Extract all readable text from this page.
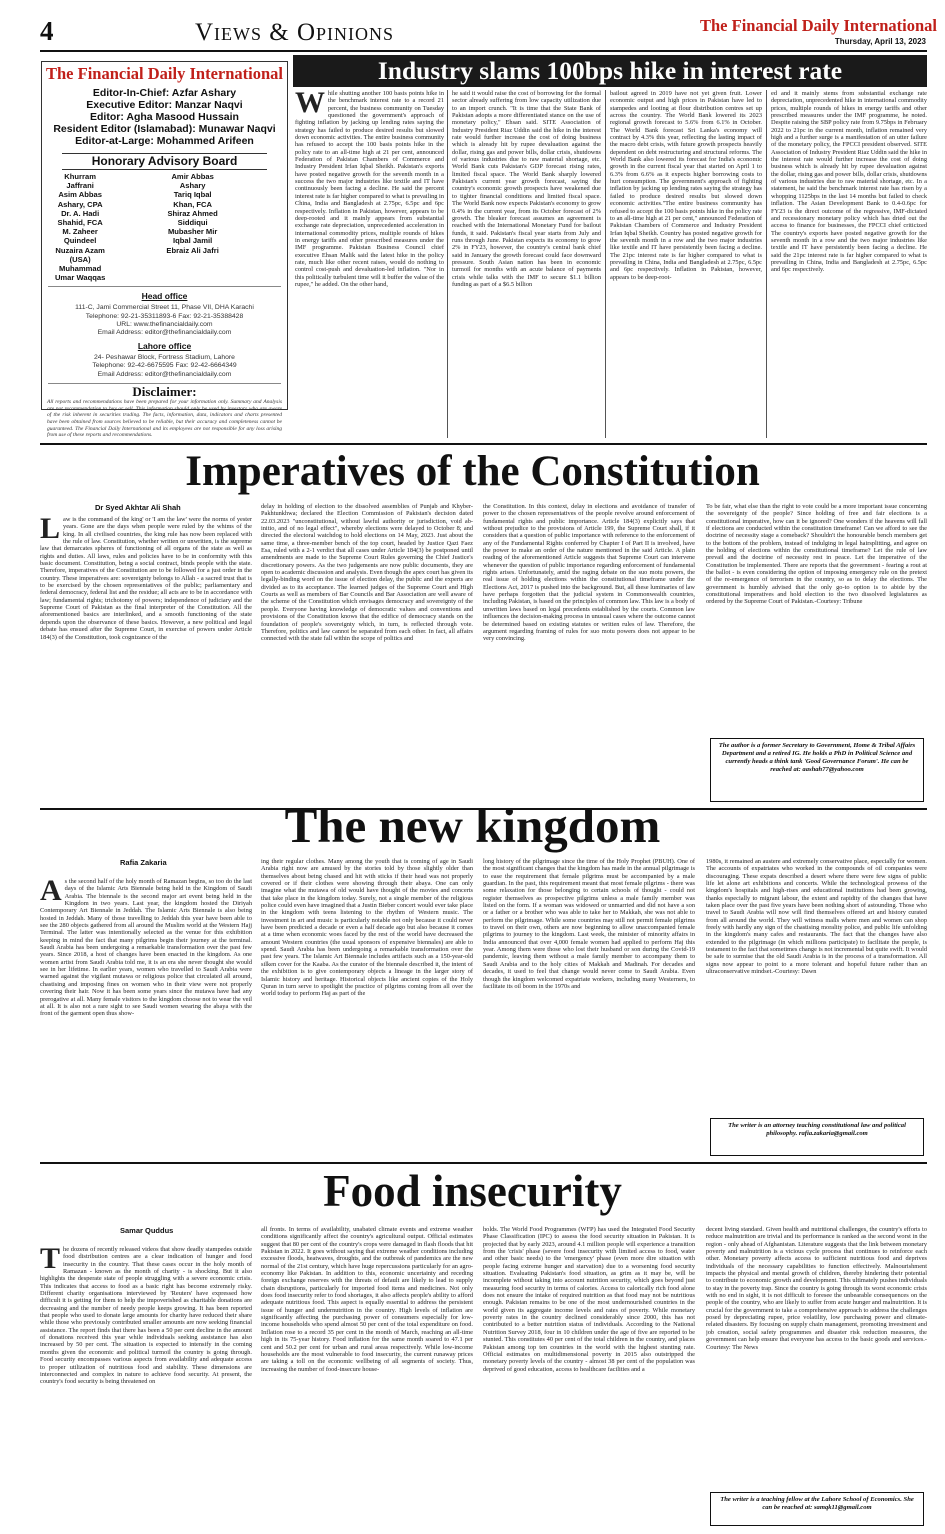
4	Views & Opinions	The Financial Daily International
Thursday, April 13, 2023
The Financial Daily International
Editor-In-Chief: Azfar Ashary
Executive Editor: Manzar Naqvi
Editor: Agha Masood Hussain
Resident Editor (Islamabad): Munawar Naqvi
Editor-at-Large: Mohammed Arifeen
Honorary Advisory Board
Khurram Jaffrani
Asim Abbas Ashary, CPA
Dr. A. Hadi Shahid, FCA
M. Zaheer Quindeel
Nuzaira Azam (USA)
Muhammad Umar Waqqas
Amir Abbas Ashary
Tariq Iqbal Khan, FCA
Shiraz Ahmed Siddiqui
Mubasher Mir
Iqbal Jamil
Ebraiz Ali Jafri
Head office
111-C, Jami Commercial Street 11, Phase VII, DHA Karachi
Telephone: 92-21-35311893-6 Fax: 92-21-35388428
URL: www.thefinancialdaily.com
Email Address: editor@thefinancialdaily.com
Lahore office
24- Peshawar Block, Fortress Stadium, Lahore
Telephone: 92-42-6675595 Fax: 92-42-6664349
Email Address: editor@thefinancialdaily.com
Disclaimer:
All reports and recommendations have been prepared for your information only. Summary and Analysis are not recommendation to buy or sell. This information should only be used by investors who are aware of the risk inherent in securities trading. The facts, information, data, indicators and charts presented have been obtained from sources believed to be reliable, but their accuracy and completeness cannot be guaranteed. The Financial Daily International and its employees are not responsible for any loss arising from use of these reports and recommendations.
Industry slams 100bps hike in interest rate
While shutting another 100 basis points hike in the benchmark interest rate to a record 21 percent, the business community on Tuesday questioned the government's approach of fighting inflation by jacking up lending rates saying the strategy has failed to produce desired results but slowed down economic activities. The entire business community has refused to accept the 100 basis points hike in the policy rate to an all-time high at 21 per cent, announced Federation of Pakistan Chambers of Commerce and Industry President Irfan Iqbal Sheikh. Pakistan's exports have posted negative growth for the seventh month in a success the two major industries like textile and IT have continuously been facing a decline. He said the percent interest rate is far higher compared to what is prevailing in China, India and Bangladesh at 2.75pc, 6.5pc and 6pc respectively. Inflation in Pakistan, however, appears to be deep-rooted and it mainly appears from substantial exchange rate depreciation, unprecedented acceleration in international commodity prices, multiple rounds of hikes in energy tariffs and other prescribed measures under the IMF programme. Pakistan Business Council chief executive Ehsan Malik said the latest hike in the policy rate, much like other recent raises, would do nothing to control cost-push and devaluation-led inflation. "Nor in this politically turbulent time will it buffer the value of the rupee," he added. On the other hand,
he said it would raise the cost of borrowing for the formal sector already suffering from low capacity utilization due to an import crunch. "It is time that the State Bank of Pakistan adopts a more differentiated stance on the use of monetary policy," Ehsan said. SITE Association of Industry President Riaz Uddin said the hike in the interest rate would further increase the cost of doing business which is already hit by rupee devaluation against the dollar, rising gas and power bills, dollar crisis, shutdowns of various industries due to raw material shortage, etc. World Bank cuts Pakistan's GDP forecast rising rates, limited fiscal space. The World Bank sharply lowered Pakistan's current year growth forecast, saying the country's economic growth prospects have weakened due to tighter financial conditions and limited fiscal space. The World Bank now expects Pakistan's economy to grow 0.4% in the current year, from its October forecast of 2% growth. The bleaker forecast assumes an agreement is reached with the International Monetary Fund for bailout funds, it said. Pakistan's fiscal year starts from July and runs through June. Pakistan expects its economy to grow 2% in FY23, however, the country's central bank chief said in January the growth forecast could face downward pressure. South Asian nation has been in economic turmoil for months with an acute balance of payments crisis while talks with the IMF to secure $1.1 billion funding as part of a $6.5 billion
bailout agreed in 2019 have not yet given fruit. Lower economic output and high prices in Pakistan have led to stampedes and looting at flour distribution centres set up across the country. The World Bank lowered its 2023 regional growth forecast to 5.6% from 6.1% in October. The World Bank forecast Sri Lanka's economy will contract by 4.3% this year, reflecting the lasting impact of the macro debt crisis, with future growth prospects heavily dependent on debt restructuring and structural reforms. The World Bank also lowered its forecast for India's economic growth in the current fiscal year that started on April 1 to 6.3% from 6.6% as it expects higher borrowing costs to hurt consumption. The government's approach of fighting inflation by jacking up lending rates saying the strategy has failed to produce desired results but slowed down economic activities."The entire business community has refused to accept the 100 basis points hike in the policy rate to an all-time high at 21 per cent," announced Federation of Pakistan Chambers of Commerce and Industry President Irfan Iqbal Sheikh. Country has posted negative growth for the seventh month in a row and the two major industries like textile and IT have persistently been facing a decline. The 21pc interest rate is far higher compared to what is prevailing in China, India and Bangladesh at 2.75pc, 6.5pc and 6pc respectively. Inflation in Pakistan, however, appears to be deep-root-
ed and it mainly stems from substantial exchange rate depreciation, unprecedented hike in international commodity prices, multiple rounds of hikes in energy tariffs and other prescribed measures under the IMF programme, he noted. Despite raising the SBP policy rate from 9.75bps in February 2022 to 21pc in the current month, inflation remained very high and a further surge is a manifestation of an utter failure of the monetary policy, the FPCCI president observed. SITE Association of Industry President Riaz Uddin said the hike in the interest rate would further increase the cost of doing business which is already hit by rupee devaluation against the dollar, rising gas and power bills, dollar crisis, shutdowns of various industries due to raw material shortage, etc. In a statement, he said the benchmark interest rate has risen by a whopping 1125bps in the last 14 months but failed to check inflation. The Asian Development Bank to 0.4-0.6pc for FY23 is the direct outcome of the regressive, IMF-dictated and recessionary monetary policy which has dried out the access to finance for businesses, the FPCCI chief criticized The country's exports have posted negative growth for the seventh month in a row and the two major industries like textile and IT have persistently been facing a decline. He said the 21pc interest rate is far higher compared to what is prevailing in China, India and Bangladesh at 2.75pc, 6.5pc and 6pc respectively.
Imperatives of the Constitution
Dr Syed Akhtar Ali Shah
Law is the command of the king' or 'I am the law' were the norms of yester years. Gone are the days when people were ruled by the whims of the king. In all civilised countries, the king rule has now been replaced with the rule of law. Constitution, whether written or unwritten, is the supreme law that demarcates spheres of functioning of all organs of the state as well as rights and duties. All laws, rules and policies have to be in conformity with this basic document. Constitution, being a social contract, binds people with the state. Therefore, imperatives of the Constitution are to be followed for a just order in the country. These imperatives are: sovereignty belongs to Allah - a sacred trust that is to be exercised by the chosen representatives of the public; parliamentary and federal democracy, federal list and the residue; all acts are to be in accordance with law; fundamental rights; trichotomy of powers; independence of judiciary and the Supreme Court of Pakistan as the final interpreter of the Constitution. All the aforementioned basics are interlinked, and a smooth functioning of the state depends upon the observance of these basics. However, a new political and legal debate has ensued after the Supreme Court, in exercise of powers under Article 184(3) of the Constitution, took cognizance of the
delay in holding of election to the dissolved assemblies of Punjab and Khyber-Pakhtunkhwa; declared the Election Commission of Pakistan's decision dated 22.03.2023 "unconstitutional, without lawful authority or jurisdiction, void ab-initio, and of no legal effect", whereby elections were delayed to October 8; and directed the electoral watchdog to hold elections on 14 May, 2023. Just about the same time, a three-member bench of the top court, headed by Justice Qazi Faez Esa, ruled with a 2-1 verdict that all cases under Article 184(3) be postponed until amendments are made to the Supreme Court Rules governing the Chief Justice's discretionary powers. As the two judgements are now public documents, they are open to academic discussion and analysis. Even though the apex court has given its legally-binding word on the issue of election delay, the public and the experts are divided as to its acceptance. The learned judges of the Supreme Court and High Courts as well as members of Bar Councils and Bar Association are well aware of the scheme of the Constitution which envisages democracy and sovereignty of the people. Everyone having knowledge of democratic values and conventions and provisions of the Constitution knows that the edifice of democracy stands on the foundation of people's sovereignty which, in turn, is reflected through vote. Therefore, politics and law cannot be separated from each other. In fact, all affairs connected with the state fall within the scope of politics and
the Constitution. In this context, delay in elections and avoidance of transfer of power to the chosen representatives of the people revolve around enforcement of fundamental rights and public importance. Article 184(3) explicitly says that without prejudice to the provisions of Article 199, the Supreme Court shall, if it considers that a question of public importance with reference to the enforcement of any of the Fundamental Rights conferred by Chapter I of Part II is involved, have the power to make an order of the nature mentioned in the said Article. A plain reading of the aforementioned Article suggests that Supreme Court can intervene whenever the question of public importance regarding enforcement of fundamental rights arises. Unfortunately, amid the raging debate on the suo motu powers, the real issue of holding elections within the constitutional timeframe under the Elections Act, 2017 is pushed into the background. But, all these luminaries of law have perhaps forgotten that the judicial system in Commonwealth countries, including Pakistan, is based on the principles of common law. This law is a body of unwritten laws based on legal precedents established by the courts. Common law influences the decision-making process in unusual cases where the outcome cannot be determined based on existing statutes or written rules of law. Therefore, the argument regarding framing of rules for suo motu powers does not appear to be very convincing.
To be fair, what else than the right to vote could be a more important issue concerning the sovereignty of the people? Since holding of free and fair elections is a constitutional imperative, how can it be ignored? One wonders if the heavens will fall if elections are conducted within the constitution timeframe! Can we afford to see the doctrine of necessity stage a comeback? Shouldn't the honourable bench members get to the bottom of the problem, instead of indulging in legal hairsplitting, and agree on the holding of elections within the constitutional timeframe? Let the rule of law prevail and the doctrine of necessity rest in peace. Let the imperative of the Constitution be implemented. There are reports that the government - fearing a rout at the ballot - is even considering the option of imposing emergency rule on the pretext of the re-emergence of terrorism in the country, so as to delay the elections. The government is humbly advised that the only go-to option is to abide by the constitutional imperatives and hold election to the two dissolved legislatures as ordered by the Supreme Court of Pakistan.-Courtesy: Tribune
The author is a former Secretary to Government, Home & Tribal Affairs Department and a retired IG. He holds a PhD in Political Science and currently heads a think tank 'Good Governance Forum'. He can be reached at: aashah77@yahoo.com
The new kingdom
Rafia Zakaria
As the second half of the holy month of Ramazan begins, so too do the last days of the Islamic Arts Biennale being held in the Kingdom of Saudi Arabia. The biennale is the second major art event being held in the Kingdom in two years. Last year, the kingdom hosted the Diriyah Contemporary Art Biennale in Jeddah. The Islamic Arts Biennale is also being hosted in Jeddah. Many of those travelling to Jeddah this year have been able to see the 280 objects gathered from all around the Muslim world at the Western Hajj Terminal. The latter was intentionally selected as the venue for this exhibition keeping in mind the fact that many pilgrims begin their journey at the terminal. Saudi Arabia has been undergoing a remarkable transformation over the past few years. Since 2018, a host of changes have been enacted in the kingdom. As one women artist from Saudi Arabia told me, it is an era she never thought she would see in her lifetime. In earlier years, women who travelled to Saudi Arabia were warned against the vigilant mutawa or religious police that circulated all around, chastising and imposing fines on women who in their view were not properly covering their hair. Now it has been some years since the mutawa have had any prerogative at all. Many female visitors to the kingdom choose not to wear the veil at all. It is also not a rare sight to see Saudi women wearing the abaya with the front of the garment open thus show-
ing their regular clothes. Many among the youth that is coming of age in Saudi Arabia right now are amused by the stories told by those slightly older than themselves about being chased and hit with sticks if their head was not properly covered or if their clothes were showing through their abaya. One can only imagine what the mutawa of old would have thought of the movies and concerts that take place in the kingdom today. Surely, not a single member of the religious police could even have imagined that a Justin Bieber concert would ever take place in the kingdom with teens listening to the rhythm of Western music. The investment in art and music is particularly notable not only because it could never have been predicted a decade or even a half decade ago but also because it comes at a time when economic woes faced by the rest of the world have decreased the amount Western countries (the usual sponsors of expensive biennales) are able to spend. Saudi Arabia has been undergoing a remarkable transformation over the past few years. The Islamic Art Biennale includes artifacts such as a 150-year-old silken cover for the Kaaba. As the curator of the biennale described it, the intent of the exhibition is to give contemporary objects a lineage in the larger story of Islamic history and heritage. Historical objects like ancient copies of the Holy Quran in turn serve to spotlight the practice of pilgrims coming from all over the world today to perform Haj as part of the
long history of the pilgrimage since the time of the Holy Prophet (PBUH). One of the most significant changes that the kingdom has made in the annual pilgrimage is to ease the requirement that female pilgrims must be accompanied by a male guardian. In the past, this requirement meant that most female pilgrims - there was some relaxation for those belonging to certain schools of thought - could not register themselves as prospective pilgrims unless a male family member was listed on the form. If a woman was widowed or unmarried and did not have a son or a father or a brother who was able to take her to Makkah, she was not able to perform the pilgrimage. While some countries may still not permit female pilgrims to travel on their own, others are now beginning to allow unaccompanied female pilgrims to journey to the kingdom. Last week, the minister of minority affairs in India announced that over 4,000 female women had applied to perform Haj this year. Among them were those who lost their husband or son during the Covid-19 pandemic, leaving them without a male family member to accompany them to Saudi Arabia and to the holy cities of Makkah and Madinah. For decades and decades, it used to feel that change would never come to Saudi Arabia. Even though the kingdom welcomed expatriate workers, including many Westerners, to facilitate its oil boom in the 1970s and
1980s, it remained an austere and extremely conservative place, especially for women. The accounts of expatriates who worked in the compounds of oil companies were discouraging. These expats described a desert where there were few signs of public life let alone art exhibitions and concerts. While the technological prowess of the kingdom's hospitals and high-rises and educational institutions had been growing, thanks especially to migrant labour, the extent and rapidity of the changes that have taken place over the past five years have been nothing short of astounding. Those who travel to Saudi Arabia will now will find themselves offered art and history curated from all around the world. They will witness malls where men and women can shop freely with hardly any sign of the chastising morality police, and public life unfolding in the kingdom's many cafes and restaurants. The fact that the changes have also extended to the pilgrimage (in which millions participate) to facilitate the people, is testament to the fact that sometimes change is not incremental but quite swift. It would be safe to surmise that the old Saudi Arabia is in the process of a transformation. All signs now appear to point to a more tolerant and hopeful future rather than an ultraconservative mindset.-Courtesy: Dawn
The writer is an attorney teaching constitutional law and political philosophy. rafia.zakaria@gmail.com
Food insecurity
Samar Quddus
The dozens of recently released videos that show deadly stampedes outside food distribution centres are a clear indication of hunger and food insecurity in the country. That these cases occur in the holy month of Ramazan - known as the month of charity - is shocking. But it also highlights the desperate state of people struggling with a severe economic crisis. This indicates that access to food as a basic right has become extremely risky. Different charity organisations interviewed by 'Reuters' have expressed how difficult it is getting for them to help the impoverished as charitable donations are decreasing and the number of needy people keeps growing. It has been reported that people who used to donate large amounts for charity have reduced their share while those who previously contributed smaller amounts are now seeking financial assistance. The report finds that there has been a 50 per cent decline in the amount of donations received this year while individuals seeking assistance has also increased by 50 per cent. The situation is expected to intensify in the coming months given the economic and political turmoil the country is going through. Food security encompasses various aspects from availability and adequate access to proper utilization of nutritious food and stability. These dimensions are interconnected and complex in nature to achieve food security. At present, the country's food security is being threatened on
all fronts. In terms of availability, unabated climate events and extreme weather conditions significantly affect the country's agricultural output. Official estimates suggest that 80 per cent of the country's crops were damaged in flash floods that hit Pakistan in 2022. It goes without saying that extreme weather conditions including excessive floods, heatwaves, droughts, and the outbreak of pandemics are the new normal of the 21st century, which have huge repercussions particularly for an agro-economy like Pakistan. In addition to this, economic uncertainty and receding foreign exchange reserves with the threats of default are likely to lead to supply chain disruptions, particularly for imported food items and medicines. Not only does food insecurity refer to food shortages, it also affects people's ability to afford adequate nutritious food. This aspect is equally essential to address the persistent issue of hunger and undernutrition in the country. High levels of inflation are significantly affecting the purchasing power of consumers especially for low-income households who spend almost 50 per cent of the total expenditure on food. Inflation rose to a record 35 per cent in the month of March, reaching an all-time high in its 75-year history. Food inflation for the same month soared to 47.1 per cent and 50.2 per cent for urban and rural areas respectively. While low-income households are the most vulnerable to food insecurity, the current runaway prices are taking a toll on the economic wellbeing of all segments of society. Thus, increasing the number of food-insecure house-
holds. The World Food Programmes (WFP) has used the Integrated Food Security Phase Classification (IPC) to assess the food security situation in Pakistan. It is projected that by early 2023, around 4.1 million people will experience a transition from the 'crisis' phase (severe food insecurity with limited access to food, water and other basic needs) to the 'emergency' phase (even more dire situation with people facing extreme hunger and starvation) due to a worsening food security situation. Evaluating Pakistan's food situation, as grim as it may be, will be incomplete without taking into account nutrition security, which goes beyond just measuring food security in terms of calories. Access to calorically rich food alone does not ensure the intake of required nutrition as that food may not be nutritious enough. Pakistan remains to be one of the most undernourished countries in the world given its aggregate income levels and rates of poverty. While monetary poverty rates in the country declined considerably since 2000, this has not contributed to a better nutrition status of individuals. According to the National Nutrition Survey 2018, four in 10 children under the age of five are reported to be stunted. This constitutes 40 per cent of the total children in the country, and places Pakistan among top ten countries in the world with the highest stunting rate. Official estimates on multidimensional poverty in 2015 also outstripped the monetary poverty levels of the country - almost 38 per cent of the population was deprived of good education, access to healthcare facilities and a
decent living standard. Given health and nutritional challenges, the country's efforts to reduce malnutrition are trivial and its performance is ranked as the second worst in the region - only ahead of Afghanistan. Literature suggests that the link between monetary poverty and malnutrition is a vicious cycle process that continues to reinforce each other. Monetary poverty affects access to sufficient nutritious food and deprives individuals of the necessary capabilities to function effectively. Malnourishment impacts the physical and mental growth of children, thereby hindering their potential to contribute to economic growth and development. This ultimately pushes individuals to stay in the poverty trap. Since the country is going through its worst economic crisis with no end in sight, it is not difficult to foresee the unbearable consequences on the people of the country, who are likely to suffer from acute hunger and malnutrition. It is crucial for the government to take a comprehensive approach to address the challenges posed by depreciating rupee, price volatility, low purchasing power and climate-related disasters. By focusing on supply chain management, promoting investment and job creation, social safety programmes and disaster risk reduction measures, the government can help ensure that everyone has access to the basic goods and services.-Courtesy: The News
The writer is a teaching fellow at the Lahore School of Economics. She can be reached at: samqk11@gmail.com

§

## OBJECTIVE:
Go through the records and pull out each line that includes the word "Telephone".

## EXERCISE ANSWER:
Telephone: 92-21-35311893-6 Fax: 92-21-35388428
Telephone: 92-42-6675595 Fax: 92-42-6664349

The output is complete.